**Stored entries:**
+++

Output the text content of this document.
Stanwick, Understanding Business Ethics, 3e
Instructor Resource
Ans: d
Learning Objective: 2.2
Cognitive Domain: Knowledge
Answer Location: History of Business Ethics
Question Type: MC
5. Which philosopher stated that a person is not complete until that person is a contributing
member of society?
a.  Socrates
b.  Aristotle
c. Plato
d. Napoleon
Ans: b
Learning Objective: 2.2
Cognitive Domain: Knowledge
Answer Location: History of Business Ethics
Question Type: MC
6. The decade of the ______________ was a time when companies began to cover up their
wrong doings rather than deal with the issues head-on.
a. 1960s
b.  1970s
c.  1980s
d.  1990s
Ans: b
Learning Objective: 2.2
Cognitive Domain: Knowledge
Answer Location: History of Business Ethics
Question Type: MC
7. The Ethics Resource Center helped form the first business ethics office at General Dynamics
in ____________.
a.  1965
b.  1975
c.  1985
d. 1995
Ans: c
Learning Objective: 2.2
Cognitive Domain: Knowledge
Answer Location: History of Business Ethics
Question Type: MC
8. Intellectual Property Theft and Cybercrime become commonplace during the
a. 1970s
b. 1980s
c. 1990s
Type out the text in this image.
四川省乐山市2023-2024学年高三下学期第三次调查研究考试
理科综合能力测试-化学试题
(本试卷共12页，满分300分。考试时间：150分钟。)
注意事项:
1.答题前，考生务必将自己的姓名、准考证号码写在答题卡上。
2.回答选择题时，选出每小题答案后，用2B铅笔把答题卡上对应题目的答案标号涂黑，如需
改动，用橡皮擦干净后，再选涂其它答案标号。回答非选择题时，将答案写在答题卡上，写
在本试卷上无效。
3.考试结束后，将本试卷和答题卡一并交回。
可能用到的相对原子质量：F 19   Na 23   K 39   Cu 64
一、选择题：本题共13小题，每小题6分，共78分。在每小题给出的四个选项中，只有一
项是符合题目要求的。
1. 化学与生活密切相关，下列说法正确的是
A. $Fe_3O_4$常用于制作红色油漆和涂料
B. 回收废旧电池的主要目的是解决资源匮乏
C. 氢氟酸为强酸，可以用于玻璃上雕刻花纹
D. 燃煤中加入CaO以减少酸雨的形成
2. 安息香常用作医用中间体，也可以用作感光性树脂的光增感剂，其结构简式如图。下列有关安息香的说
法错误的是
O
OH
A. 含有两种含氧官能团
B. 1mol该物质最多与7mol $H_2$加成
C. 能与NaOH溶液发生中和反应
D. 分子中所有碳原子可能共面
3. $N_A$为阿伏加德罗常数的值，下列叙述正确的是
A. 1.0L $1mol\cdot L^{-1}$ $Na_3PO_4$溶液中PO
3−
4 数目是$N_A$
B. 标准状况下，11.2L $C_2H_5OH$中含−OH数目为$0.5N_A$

+++

**Set exercise:** Every line in the data that holds "text" should be copied out.

**Expected output:**
Output the text content of this document.
Type out the text in this image.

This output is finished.